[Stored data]
----
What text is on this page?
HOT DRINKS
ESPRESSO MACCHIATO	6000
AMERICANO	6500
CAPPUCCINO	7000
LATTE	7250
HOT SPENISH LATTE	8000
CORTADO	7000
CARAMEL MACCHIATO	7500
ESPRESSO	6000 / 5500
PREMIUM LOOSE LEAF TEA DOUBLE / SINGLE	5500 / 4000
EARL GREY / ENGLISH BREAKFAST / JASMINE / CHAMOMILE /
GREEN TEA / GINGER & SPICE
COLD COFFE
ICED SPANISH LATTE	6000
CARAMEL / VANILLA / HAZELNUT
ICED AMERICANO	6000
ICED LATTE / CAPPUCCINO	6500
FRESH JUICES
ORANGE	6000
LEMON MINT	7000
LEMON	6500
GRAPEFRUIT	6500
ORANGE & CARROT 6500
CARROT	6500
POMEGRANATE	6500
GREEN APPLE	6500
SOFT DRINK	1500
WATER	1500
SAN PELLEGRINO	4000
----
## Do this
The answer is one number: how many lines of the material above contain "MACCHIATO".

## Solution
2